**WHAT YOU HAVE TO DO**
Reproduce the entries from the line containing "colorbar-swatch xyxy=(1338,1141,1396,1168)" through the line containing "colorbar-tick-label: 50 xyxy=(1412,1554,1439,1579)", replacing every "colorbar-swatch" with "legend-swatch" and keeping all other text in those lines unchanged.
## BEGIN MATERIAL
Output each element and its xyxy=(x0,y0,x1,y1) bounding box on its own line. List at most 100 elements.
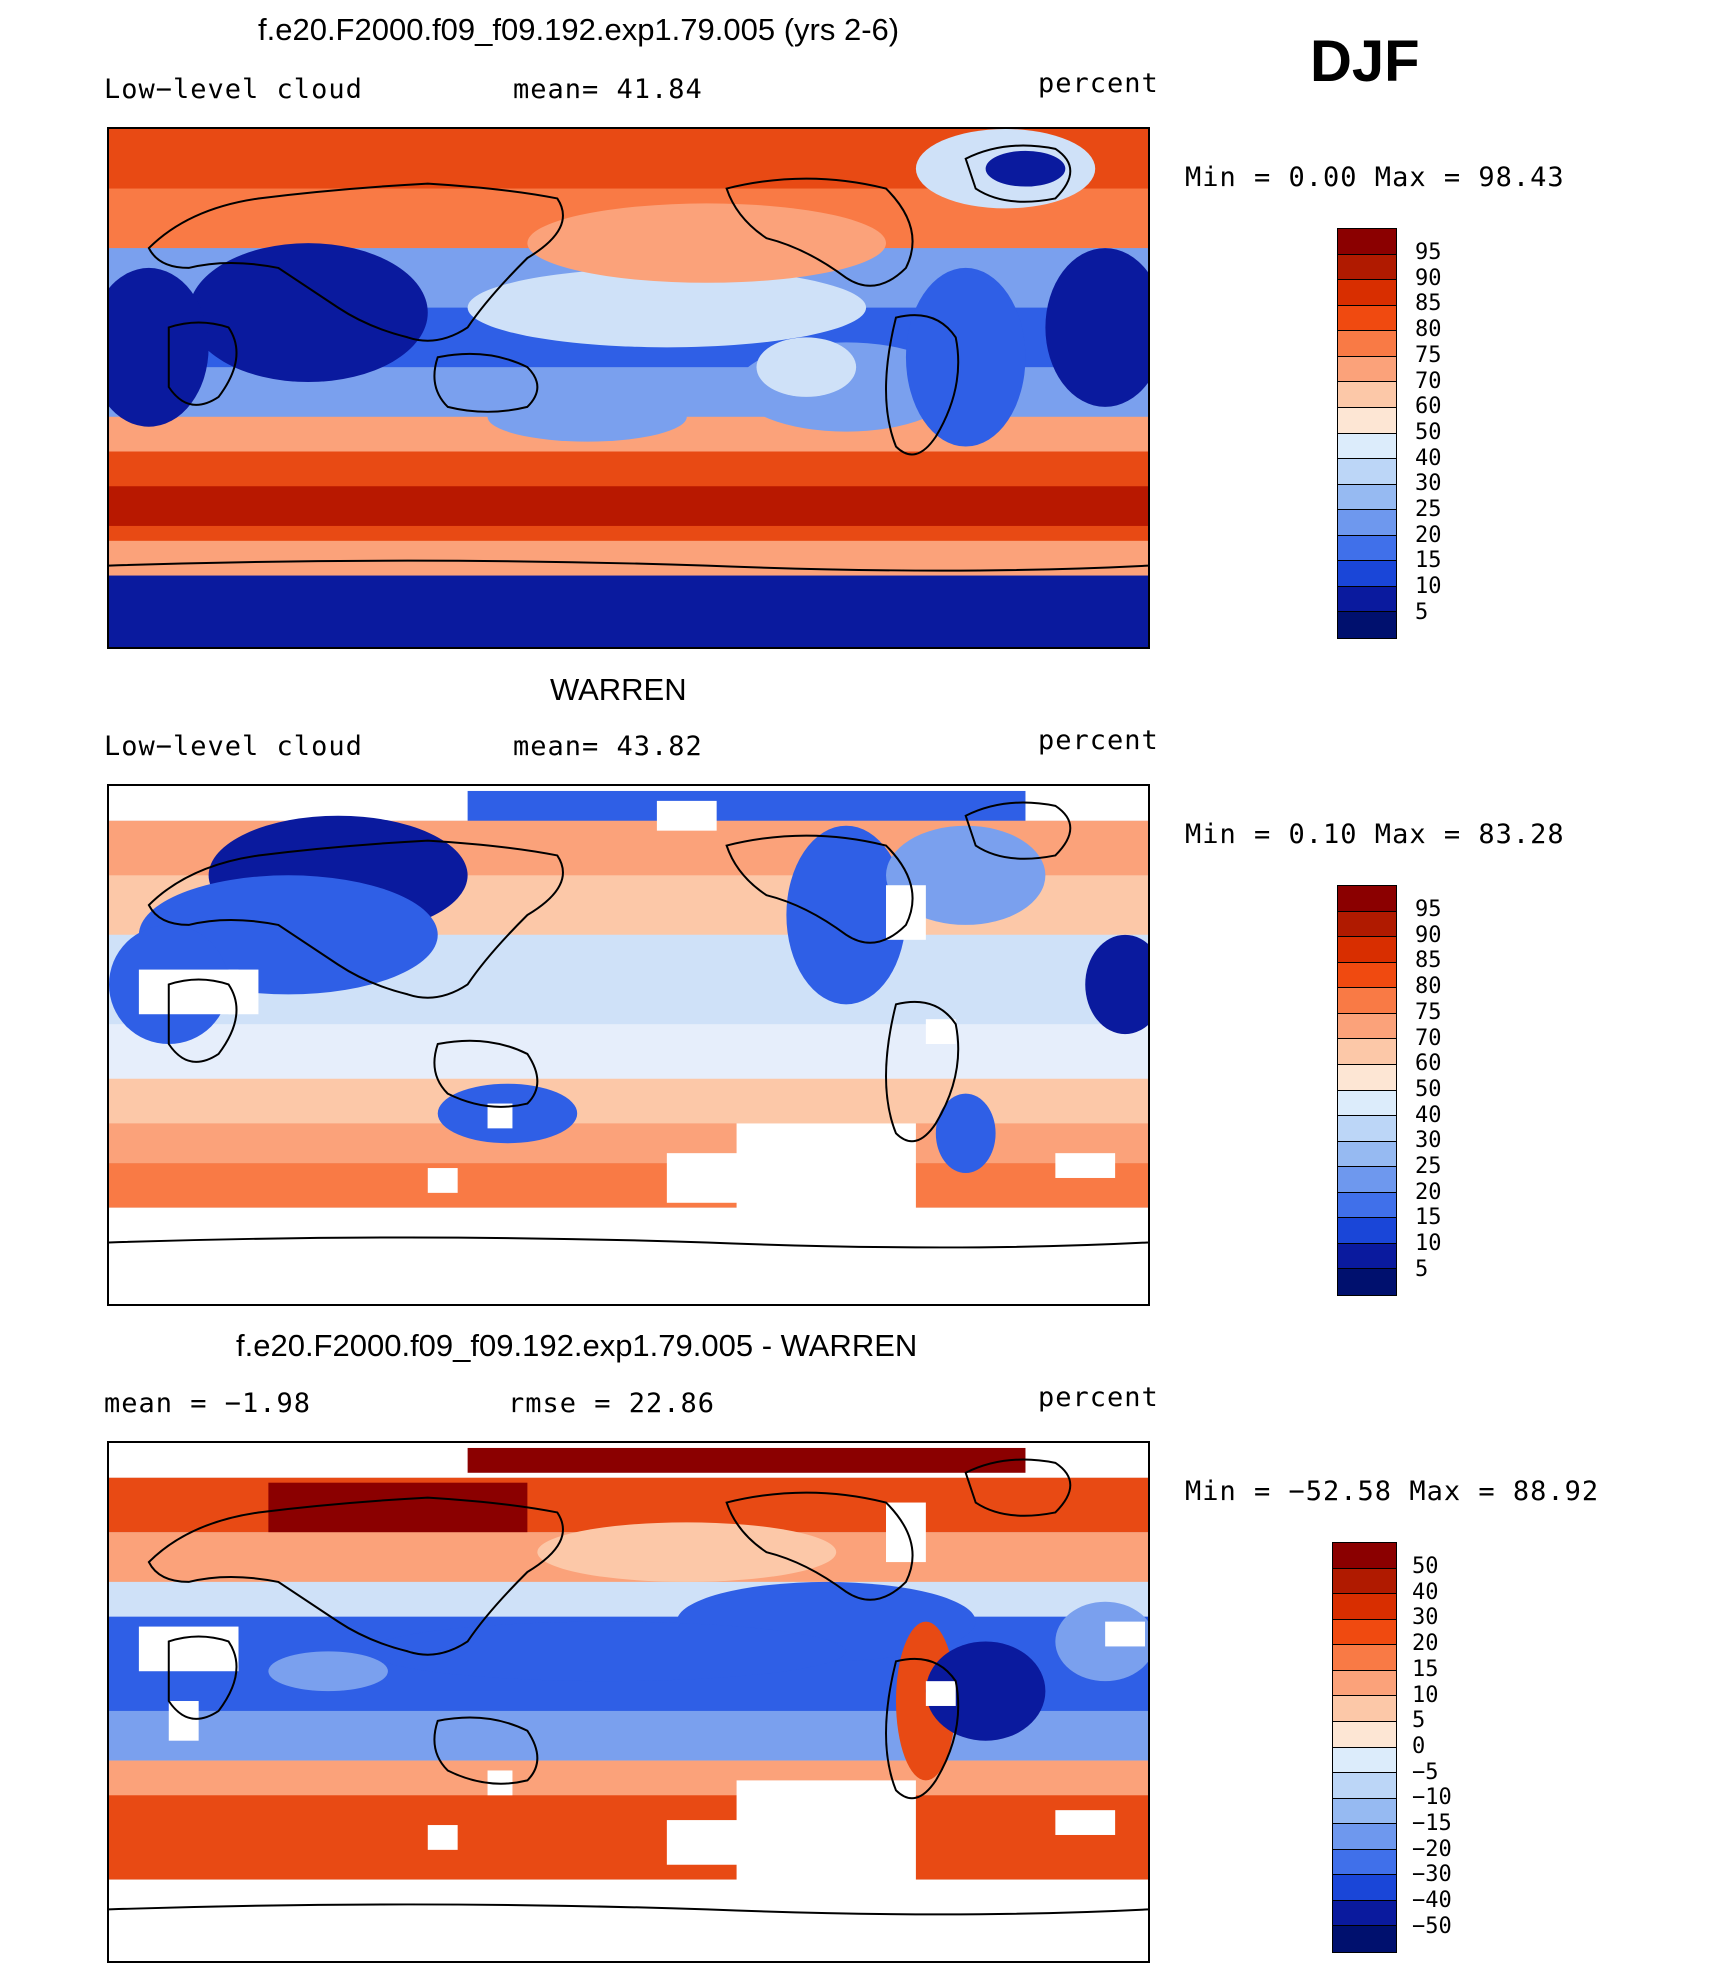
colorbar-swatch xyxy=(1338,1141,1396,1168)
colorbar-swatch xyxy=(1333,1875,1396,1901)
colorbar-tick-label: 85 xyxy=(1415,291,1442,317)
panel-2-map xyxy=(107,784,1150,1306)
colorbar-swatch xyxy=(1338,1269,1396,1295)
colorbar-swatch xyxy=(1333,1747,1396,1774)
panel-2-title: WARREN xyxy=(550,672,687,707)
colorbar-tick-label: 70 xyxy=(1415,368,1442,394)
colorbar-tick-label: 5 xyxy=(1415,599,1429,625)
colorbar-tick-label: 10 xyxy=(1415,1231,1442,1257)
colorbar-swatch xyxy=(1338,484,1396,511)
colorbar-swatch xyxy=(1333,1645,1396,1671)
colorbar-swatch xyxy=(1338,1167,1396,1193)
panel-1-left-label: Low−level cloud xyxy=(104,74,363,105)
panel-2-units: percent xyxy=(1038,725,1159,756)
colorbar-tick-label: 25 xyxy=(1415,497,1442,523)
colorbar-swatch xyxy=(1333,1543,1396,1569)
colorbar-swatch xyxy=(1333,1696,1396,1722)
colorbar-swatch xyxy=(1338,1039,1396,1065)
colorbar-tick-label: 95 xyxy=(1415,240,1442,265)
colorbar-tick-label: 90 xyxy=(1415,265,1442,291)
colorbar-tick-label: 10 xyxy=(1415,574,1442,600)
colorbar-swatch xyxy=(1338,229,1396,255)
colorbar-tick-label: 90 xyxy=(1415,922,1442,948)
colorbar-tick-label: −5 xyxy=(1412,1759,1439,1785)
panel-1-colorbar-labels: 95 90 85 80 75 70 60 50 40 30 25 20 15 10 5 xyxy=(1415,240,1442,626)
panel-3-title: f.e20.F2000.f09_f09.192.exp1.79.005 - WA… xyxy=(236,1328,918,1363)
panel-1-map xyxy=(107,127,1150,649)
colorbar-swatch xyxy=(1338,1243,1396,1270)
panel-3-map-svg xyxy=(109,1443,1148,1961)
colorbar-tick-label: 50 xyxy=(1412,1554,1439,1579)
colorbar-swatch xyxy=(1333,1568,1396,1595)
panel-2-left-label: Low−level cloud xyxy=(104,731,363,762)
colorbar-swatch xyxy=(1333,1721,1396,1748)
colorbar-tick-label: 20 xyxy=(1415,1179,1442,1205)
panel-2-minmax: Min = 0.10 Max = 83.28 xyxy=(1185,819,1565,850)
colorbar-swatch xyxy=(1338,1218,1396,1244)
colorbar-tick-label: 40 xyxy=(1412,1579,1439,1605)
colorbar-tick-label: 40 xyxy=(1415,1102,1442,1128)
colorbar-tick-label: 95 xyxy=(1415,897,1442,922)
colorbar-tick-label: 60 xyxy=(1415,394,1442,420)
colorbar-swatch xyxy=(1338,561,1396,587)
colorbar-swatch xyxy=(1338,962,1396,989)
panel-1-minmax: Min = 0.00 Max = 98.43 xyxy=(1185,162,1565,193)
colorbar-swatch xyxy=(1333,1670,1396,1697)
colorbar-tick-label: 75 xyxy=(1415,342,1442,368)
colorbar-swatch xyxy=(1338,331,1396,357)
colorbar-swatch xyxy=(1338,510,1396,536)
panel-3-units: percent xyxy=(1038,1382,1159,1413)
colorbar-tick-label: 20 xyxy=(1412,1631,1439,1657)
panel-3-colorbar xyxy=(1332,1542,1397,1953)
colorbar-swatch xyxy=(1338,586,1396,613)
panel-3-center-label: rmse = 22.86 xyxy=(508,1388,716,1419)
colorbar-tick-label: 30 xyxy=(1415,1128,1442,1154)
panel-3-map xyxy=(107,1441,1150,1963)
colorbar-tick-label: −30 xyxy=(1412,1862,1452,1888)
colorbar-tick-label: 5 xyxy=(1415,1256,1429,1282)
panel-3-minmax: Min = −52.58 Max = 88.92 xyxy=(1185,1476,1600,1507)
colorbar-swatch xyxy=(1338,886,1396,912)
colorbar-tick-label: 70 xyxy=(1415,1025,1442,1051)
colorbar-swatch xyxy=(1338,305,1396,332)
colorbar-swatch xyxy=(1338,937,1396,963)
colorbar-tick-label: 10 xyxy=(1412,1682,1439,1708)
colorbar-swatch xyxy=(1338,988,1396,1014)
colorbar-tick-label: 0 xyxy=(1412,1733,1426,1759)
colorbar-tick-label: 15 xyxy=(1412,1656,1439,1682)
panel-1-title: f.e20.F2000.f09_f09.192.exp1.79.005 (yrs… xyxy=(258,12,900,47)
colorbar-tick-label: 30 xyxy=(1415,471,1442,497)
panel-2-colorbar-labels: 95 90 85 80 75 70 60 50 40 30 25 20 15 10 5 xyxy=(1415,897,1442,1283)
colorbar-tick-label: 80 xyxy=(1415,974,1442,1000)
colorbar-swatch xyxy=(1338,612,1396,638)
colorbar-swatch xyxy=(1338,911,1396,938)
panel-2-map-svg xyxy=(109,786,1148,1304)
panel-3-left-label: mean = −1.98 xyxy=(104,1388,312,1419)
colorbar-tick-label: 50 xyxy=(1415,1076,1442,1102)
colorbar-swatch xyxy=(1338,535,1396,562)
colorbar-swatch xyxy=(1338,356,1396,383)
colorbar-swatch xyxy=(1338,382,1396,408)
panel-2-center-label: mean= 43.82 xyxy=(513,731,703,762)
colorbar-tick-label: 15 xyxy=(1415,1205,1442,1231)
colorbar-swatch xyxy=(1333,1594,1396,1620)
panel-1-center-label: mean= 41.84 xyxy=(513,74,703,105)
colorbar-tick-label: −15 xyxy=(1412,1811,1452,1837)
panel-1-units: percent xyxy=(1038,68,1159,99)
colorbar-tick-label: 30 xyxy=(1412,1605,1439,1631)
colorbar-tick-label: −20 xyxy=(1412,1836,1452,1862)
colorbar-swatch xyxy=(1338,433,1396,460)
panel-1-colorbar xyxy=(1337,228,1397,639)
colorbar-tick-label: 15 xyxy=(1415,548,1442,574)
colorbar-tick-label: 60 xyxy=(1415,1051,1442,1077)
colorbar-swatch xyxy=(1338,1090,1396,1117)
colorbar-tick-label: −50 xyxy=(1412,1913,1452,1939)
colorbar-tick-label: 40 xyxy=(1415,445,1442,471)
colorbar-swatch xyxy=(1333,1773,1396,1799)
colorbar-swatch xyxy=(1333,1900,1396,1927)
season-label: DJF xyxy=(1310,29,1420,94)
colorbar-tick-label: 5 xyxy=(1412,1708,1426,1734)
colorbar-swatch xyxy=(1338,1064,1396,1091)
panel-3-colorbar-labels: 50 40 30 20 15 10 5 0 −5 −10 −15 −20 −30 −40 −50 xyxy=(1412,1554,1452,1940)
colorbar-swatch xyxy=(1338,280,1396,306)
## END MATERIAL
**SOLUTION**
legend-swatch xyxy=(1338,1141,1396,1168)
legend-swatch xyxy=(1333,1875,1396,1901)
colorbar-tick-label: 85 xyxy=(1415,291,1442,317)
panel-2-map xyxy=(107,784,1150,1306)
legend-swatch xyxy=(1338,1269,1396,1295)
legend-swatch xyxy=(1333,1747,1396,1774)
panel-2-title: WARREN xyxy=(550,672,687,707)
colorbar-tick-label: 70 xyxy=(1415,368,1442,394)
colorbar-tick-label: 5 xyxy=(1415,599,1429,625)
colorbar-tick-label: 10 xyxy=(1415,1231,1442,1257)
legend-swatch xyxy=(1338,484,1396,511)
legend-swatch xyxy=(1333,1645,1396,1671)
legend-swatch xyxy=(1338,1167,1396,1193)
panel-1-left-label: Low−level cloud xyxy=(104,74,363,105)
panel-2-units: percent xyxy=(1038,725,1159,756)
colorbar-tick-label: 25 xyxy=(1415,497,1442,523)
legend-swatch xyxy=(1333,1543,1396,1569)
legend-swatch xyxy=(1333,1696,1396,1722)
legend-swatch xyxy=(1338,1039,1396,1065)
colorbar-tick-label: 95 xyxy=(1415,240,1442,265)
colorbar-tick-label: 90 xyxy=(1415,265,1442,291)
colorbar-tick-label: 10 xyxy=(1415,574,1442,600)
legend-swatch xyxy=(1338,229,1396,255)
colorbar-tick-label: 90 xyxy=(1415,922,1442,948)
colorbar-tick-label: −5 xyxy=(1412,1759,1439,1785)
panel-1-colorbar-labels: 95 90 85 80 75 70 60 50 40 30 25 20 15 10 5 xyxy=(1415,240,1442,626)
panel-3-title: f.e20.F2000.f09_f09.192.exp1.79.005 - WA… xyxy=(236,1328,918,1363)
panel-1-map xyxy=(107,127,1150,649)
legend-swatch xyxy=(1338,1243,1396,1270)
panel-3-map-svg xyxy=(109,1443,1148,1961)
colorbar-tick-label: 50 xyxy=(1412,1554,1439,1579)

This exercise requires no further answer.